REQUIRED WORK
Copy every line, leaving nothing out and adding nothing.

INPUT RECORDS
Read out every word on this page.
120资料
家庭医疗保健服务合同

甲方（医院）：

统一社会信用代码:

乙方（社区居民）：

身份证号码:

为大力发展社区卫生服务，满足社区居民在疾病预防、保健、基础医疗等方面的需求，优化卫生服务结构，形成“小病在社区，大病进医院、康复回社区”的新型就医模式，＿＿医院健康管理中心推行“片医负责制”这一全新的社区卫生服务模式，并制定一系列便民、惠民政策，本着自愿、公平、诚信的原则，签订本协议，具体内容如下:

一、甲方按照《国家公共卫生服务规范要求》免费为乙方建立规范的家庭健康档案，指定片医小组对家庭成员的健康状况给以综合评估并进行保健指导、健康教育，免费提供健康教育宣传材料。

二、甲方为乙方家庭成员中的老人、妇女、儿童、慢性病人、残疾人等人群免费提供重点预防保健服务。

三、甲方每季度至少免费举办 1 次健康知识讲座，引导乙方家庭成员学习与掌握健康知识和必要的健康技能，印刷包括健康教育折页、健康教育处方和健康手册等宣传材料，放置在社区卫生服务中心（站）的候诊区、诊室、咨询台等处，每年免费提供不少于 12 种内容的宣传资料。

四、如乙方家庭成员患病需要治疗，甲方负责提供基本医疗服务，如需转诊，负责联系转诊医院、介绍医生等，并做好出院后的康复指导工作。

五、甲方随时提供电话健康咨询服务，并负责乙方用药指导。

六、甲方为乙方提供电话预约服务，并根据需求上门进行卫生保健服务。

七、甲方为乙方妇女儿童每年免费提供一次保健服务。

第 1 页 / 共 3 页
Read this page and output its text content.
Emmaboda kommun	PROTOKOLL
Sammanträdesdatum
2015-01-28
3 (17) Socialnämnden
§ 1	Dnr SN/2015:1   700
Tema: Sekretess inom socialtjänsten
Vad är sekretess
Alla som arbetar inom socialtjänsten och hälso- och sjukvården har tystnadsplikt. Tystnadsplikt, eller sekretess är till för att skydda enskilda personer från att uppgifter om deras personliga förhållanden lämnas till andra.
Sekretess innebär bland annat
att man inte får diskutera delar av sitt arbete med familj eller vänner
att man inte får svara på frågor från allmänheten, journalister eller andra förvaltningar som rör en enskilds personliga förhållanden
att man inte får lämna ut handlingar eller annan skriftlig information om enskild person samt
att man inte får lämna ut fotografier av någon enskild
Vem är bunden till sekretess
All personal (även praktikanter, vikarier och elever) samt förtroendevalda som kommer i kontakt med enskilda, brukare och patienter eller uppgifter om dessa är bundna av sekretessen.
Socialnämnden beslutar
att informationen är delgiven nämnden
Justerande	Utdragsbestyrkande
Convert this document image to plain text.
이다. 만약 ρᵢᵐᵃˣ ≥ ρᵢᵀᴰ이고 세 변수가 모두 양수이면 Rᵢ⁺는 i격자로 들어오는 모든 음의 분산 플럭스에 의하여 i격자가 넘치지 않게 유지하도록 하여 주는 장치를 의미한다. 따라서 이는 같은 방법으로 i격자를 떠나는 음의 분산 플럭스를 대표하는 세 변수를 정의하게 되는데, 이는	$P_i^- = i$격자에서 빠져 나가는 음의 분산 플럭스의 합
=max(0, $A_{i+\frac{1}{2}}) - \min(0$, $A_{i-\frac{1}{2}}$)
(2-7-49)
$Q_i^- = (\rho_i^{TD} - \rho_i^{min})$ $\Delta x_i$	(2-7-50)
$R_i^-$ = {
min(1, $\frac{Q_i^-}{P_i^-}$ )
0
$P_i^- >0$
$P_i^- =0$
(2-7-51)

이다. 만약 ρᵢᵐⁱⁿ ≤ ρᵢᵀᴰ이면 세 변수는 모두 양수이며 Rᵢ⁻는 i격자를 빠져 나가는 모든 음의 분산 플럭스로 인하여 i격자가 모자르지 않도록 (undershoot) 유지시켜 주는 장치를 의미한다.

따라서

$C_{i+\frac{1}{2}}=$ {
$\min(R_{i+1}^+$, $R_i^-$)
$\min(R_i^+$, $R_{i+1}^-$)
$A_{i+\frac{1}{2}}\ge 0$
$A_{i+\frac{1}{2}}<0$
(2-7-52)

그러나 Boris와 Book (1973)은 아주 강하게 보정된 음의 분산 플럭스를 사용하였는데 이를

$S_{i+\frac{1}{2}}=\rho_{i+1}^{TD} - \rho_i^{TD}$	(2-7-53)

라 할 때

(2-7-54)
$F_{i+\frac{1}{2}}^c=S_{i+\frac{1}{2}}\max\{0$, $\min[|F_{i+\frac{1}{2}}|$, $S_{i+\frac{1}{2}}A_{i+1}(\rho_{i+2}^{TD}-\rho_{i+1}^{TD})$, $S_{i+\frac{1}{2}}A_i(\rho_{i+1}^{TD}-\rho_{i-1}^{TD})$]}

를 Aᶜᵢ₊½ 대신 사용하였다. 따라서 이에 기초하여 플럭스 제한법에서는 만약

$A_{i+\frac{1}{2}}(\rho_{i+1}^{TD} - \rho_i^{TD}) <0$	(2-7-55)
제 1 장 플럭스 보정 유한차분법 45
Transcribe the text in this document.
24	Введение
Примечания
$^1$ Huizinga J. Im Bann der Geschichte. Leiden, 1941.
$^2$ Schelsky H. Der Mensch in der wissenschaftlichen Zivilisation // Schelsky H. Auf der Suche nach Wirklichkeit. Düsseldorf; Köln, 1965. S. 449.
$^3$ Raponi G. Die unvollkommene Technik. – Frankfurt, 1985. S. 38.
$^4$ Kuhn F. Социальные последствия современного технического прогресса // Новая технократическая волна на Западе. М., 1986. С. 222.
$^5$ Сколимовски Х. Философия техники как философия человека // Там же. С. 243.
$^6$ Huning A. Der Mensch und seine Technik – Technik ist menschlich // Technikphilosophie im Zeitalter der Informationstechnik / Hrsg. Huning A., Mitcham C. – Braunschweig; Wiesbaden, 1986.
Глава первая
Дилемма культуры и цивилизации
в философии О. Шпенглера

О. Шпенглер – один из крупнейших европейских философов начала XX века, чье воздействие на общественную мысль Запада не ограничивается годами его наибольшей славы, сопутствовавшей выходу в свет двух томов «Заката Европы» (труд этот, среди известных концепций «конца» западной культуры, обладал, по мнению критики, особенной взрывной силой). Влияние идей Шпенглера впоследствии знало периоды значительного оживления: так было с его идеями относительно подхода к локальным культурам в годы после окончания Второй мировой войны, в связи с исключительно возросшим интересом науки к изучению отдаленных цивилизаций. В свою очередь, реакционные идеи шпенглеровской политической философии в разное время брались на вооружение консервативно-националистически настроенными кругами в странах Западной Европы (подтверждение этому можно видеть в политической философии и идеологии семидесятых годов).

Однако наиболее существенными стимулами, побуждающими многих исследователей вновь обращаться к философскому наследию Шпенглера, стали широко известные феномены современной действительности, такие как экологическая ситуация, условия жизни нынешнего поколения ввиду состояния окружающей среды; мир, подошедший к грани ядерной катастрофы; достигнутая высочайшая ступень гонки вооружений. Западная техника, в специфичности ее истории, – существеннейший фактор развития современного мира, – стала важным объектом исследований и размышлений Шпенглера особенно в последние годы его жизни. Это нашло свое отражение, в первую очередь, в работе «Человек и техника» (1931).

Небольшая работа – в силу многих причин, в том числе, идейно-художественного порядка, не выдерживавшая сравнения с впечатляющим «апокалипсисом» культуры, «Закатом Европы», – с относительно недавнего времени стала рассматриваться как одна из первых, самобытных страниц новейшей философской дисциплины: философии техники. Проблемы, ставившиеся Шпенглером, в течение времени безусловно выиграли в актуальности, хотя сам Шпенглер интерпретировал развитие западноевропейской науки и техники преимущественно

RESULT FOR THIS EXERCISE
Read out every word on this page.
120资料
家庭医疗保健服务合同

甲方（医院）：

统一社会信用代码:

乙方（社区居民）：

身份证号码:

为大力发展社区卫生服务，满足社区居民在疾病预防、保健、基础医疗等方面的需求，优化卫生服务结构，形成“小病在社区，大病进医院、康复回社区”的新型就医模式，＿＿医院健康管理中心推行“片医负责制”这一全新的社区卫生服务模式，并制定一系列便民、惠民政策，本着自愿、公平、诚信的原则，签订本协议，具体内容如下:

一、甲方按照《国家公共卫生服务规范要求》免费为乙方建立规范的家庭健康档案，指定片医小组对家庭成员的健康状况给以综合评估并进行保健指导、健康教育，免费提供健康教育宣传材料。

二、甲方为乙方家庭成员中的老人、妇女、儿童、慢性病人、残疾人等人群免费提供重点预防保健服务。

三、甲方每季度至少免费举办 1 次健康知识讲座，引导乙方家庭成员学习与掌握健康知识和必要的健康技能，印刷包括健康教育折页、健康教育处方和健康手册等宣传材料，放置在社区卫生服务中心（站）的候诊区、诊室、咨询台等处，每年免费提供不少于 12 种内容的宣传资料。

四、如乙方家庭成员患病需要治疗，甲方负责提供基本医疗服务，如需转诊，负责联系转诊医院、介绍医生等，并做好出院后的康复指导工作。

五、甲方随时提供电话健康咨询服务，并负责乙方用药指导。

六、甲方为乙方提供电话预约服务，并根据需求上门进行卫生保健服务。

七、甲方为乙方妇女儿童每年免费提供一次保健服务。

第 1 页 / 共 3 页
Read this page and output its text content.
Emmaboda kommun	PROTOKOLL
Sammanträdesdatum
2015-01-28
3 (17) Socialnämnden
§ 1	Dnr SN/2015:1   700
Tema: Sekretess inom socialtjänsten
Vad är sekretess
Alla som arbetar inom socialtjänsten och hälso- och sjukvården har tystnadsplikt. Tystnadsplikt, eller sekretess är till för att skydda enskilda personer från att uppgifter om deras personliga förhållanden lämnas till andra.
Sekretess innebär bland annat
att man inte får diskutera delar av sitt arbete med familj eller vänner
att man inte får svara på frågor från allmänheten, journalister eller andra förvaltningar som rör en enskilds personliga förhållanden
att man inte får lämna ut handlingar eller annan skriftlig information om enskild person samt
att man inte får lämna ut fotografier av någon enskild
Vem är bunden till sekretess
All personal (även praktikanter, vikarier och elever) samt förtroendevalda som kommer i kontakt med enskilda, brukare och patienter eller uppgifter om dessa är bundna av sekretessen.
Socialnämnden beslutar
att informationen är delgiven nämnden
Justerande	Utdragsbestyrkande
Convert this document image to plain text.
이다. 만약 ρᵢᵐᵃˣ ≥ ρᵢᵀᴰ이고 세 변수가 모두 양수이면 Rᵢ⁺는 i격자로 들어오는 모든 음의 분산 플럭스에 의하여 i격자가 넘치지 않게 유지하도록 하여 주는 장치를 의미한다. 따라서 이는 같은 방법으로 i격자를 떠나는 음의 분산 플럭스를 대표하는 세 변수를 정의하게 되는데, 이는	$P_i^- = i$격자에서 빠져 나가는 음의 분산 플럭스의 합
=max(0, $A_{i+\frac{1}{2}}) - \min(0$, $A_{i-\frac{1}{2}}$)
(2-7-49)
$Q_i^- = (\rho_i^{TD} - \rho_i^{min})$ $\Delta x_i$	(2-7-50)
$R_i^-$ = {
min(1, $\frac{Q_i^-}{P_i^-}$ )
0
$P_i^- >0$
$P_i^- =0$
(2-7-51)

이다. 만약 ρᵢᵐⁱⁿ ≤ ρᵢᵀᴰ이면 세 변수는 모두 양수이며 Rᵢ⁻는 i격자를 빠져 나가는 모든 음의 분산 플럭스로 인하여 i격자가 모자르지 않도록 (undershoot) 유지시켜 주는 장치를 의미한다.

따라서

$C_{i+\frac{1}{2}}=$ {
$\min(R_{i+1}^+$, $R_i^-$)
$\min(R_i^+$, $R_{i+1}^-$)
$A_{i+\frac{1}{2}}\ge 0$
$A_{i+\frac{1}{2}}<0$
(2-7-52)

그러나 Boris와 Book (1973)은 아주 강하게 보정된 음의 분산 플럭스를 사용하였는데 이를

$S_{i+\frac{1}{2}}=\rho_{i+1}^{TD} - \rho_i^{TD}$	(2-7-53)

라 할 때

(2-7-54)
$F_{i+\frac{1}{2}}^c=S_{i+\frac{1}{2}}\max\{0$, $\min[|F_{i+\frac{1}{2}}|$, $S_{i+\frac{1}{2}}A_{i+1}(\rho_{i+2}^{TD}-\rho_{i+1}^{TD})$, $S_{i+\frac{1}{2}}A_i(\rho_{i+1}^{TD}-\rho_{i-1}^{TD})$]}

를 Aᶜᵢ₊½ 대신 사용하였다. 따라서 이에 기초하여 플럭스 제한법에서는 만약

$A_{i+\frac{1}{2}}(\rho_{i+1}^{TD} - \rho_i^{TD}) <0$	(2-7-55)
제 1 장 플럭스 보정 유한차분법 45
Transcribe the text in this document.
24	Введение
Примечания
$^1$ Huizinga J. Im Bann der Geschichte. Leiden, 1941.
$^2$ Schelsky H. Der Mensch in der wissenschaftlichen Zivilisation // Schelsky H. Auf der Suche nach Wirklichkeit. Düsseldorf; Köln, 1965. S. 449.
$^3$ Raponi G. Die unvollkommene Technik. – Frankfurt, 1985. S. 38.
$^4$ Kuhn F. Социальные последствия современного технического прогресса // Новая технократическая волна на Западе. М., 1986. С. 222.
$^5$ Сколимовски Х. Философия техники как философия человека // Там же. С. 243.
$^6$ Huning A. Der Mensch und seine Technik – Technik ist menschlich // Technikphilosophie im Zeitalter der Informationstechnik / Hrsg. Huning A., Mitcham C. – Braunschweig; Wiesbaden, 1986.
Глава первая
Дилемма культуры и цивилизации
в философии О. Шпенглера

О. Шпенглер – один из крупнейших европейских философов начала XX века, чье воздействие на общественную мысль Запада не ограничивается годами его наибольшей славы, сопутствовавшей выходу в свет двух томов «Заката Европы» (труд этот, среди известных концепций «конца» западной культуры, обладал, по мнению критики, особенной взрывной силой). Влияние идей Шпенглера впоследствии знало периоды значительного оживления: так было с его идеями относительно подхода к локальным культурам в годы после окончания Второй мировой войны, в связи с исключительно возросшим интересом науки к изучению отдаленных цивилизаций. В свою очередь, реакционные идеи шпенглеровской политической философии в разное время брались на вооружение консервативно-националистически настроенными кругами в странах Западной Европы (подтверждение этому можно видеть в политической философии и идеологии семидесятых годов).

Однако наиболее существенными стимулами, побуждающими многих исследователей вновь обращаться к философскому наследию Шпенглера, стали широко известные феномены современной действительности, такие как экологическая ситуация, условия жизни нынешнего поколения ввиду состояния окружающей среды; мир, подошедший к грани ядерной катастрофы; достигнутая высочайшая ступень гонки вооружений. Западная техника, в специфичности ее истории, – существеннейший фактор развития современного мира, – стала важным объектом исследований и размышлений Шпенглера особенно в последние годы его жизни. Это нашло свое отражение, в первую очередь, в работе «Человек и техника» (1931).

Небольшая работа – в силу многих причин, в том числе, идейно-художественного порядка, не выдерживавшая сравнения с впечатляющим «апокалипсисом» культуры, «Закатом Европы», – с относительно недавнего времени стала рассматриваться как одна из первых, самобытных страниц новейшей философской дисциплины: философии техники. Проблемы, ставившиеся Шпенглером, в течение времени безусловно выиграли в актуальности, хотя сам Шпенглер интерпретировал развитие западноевропейской науки и техники преимущественно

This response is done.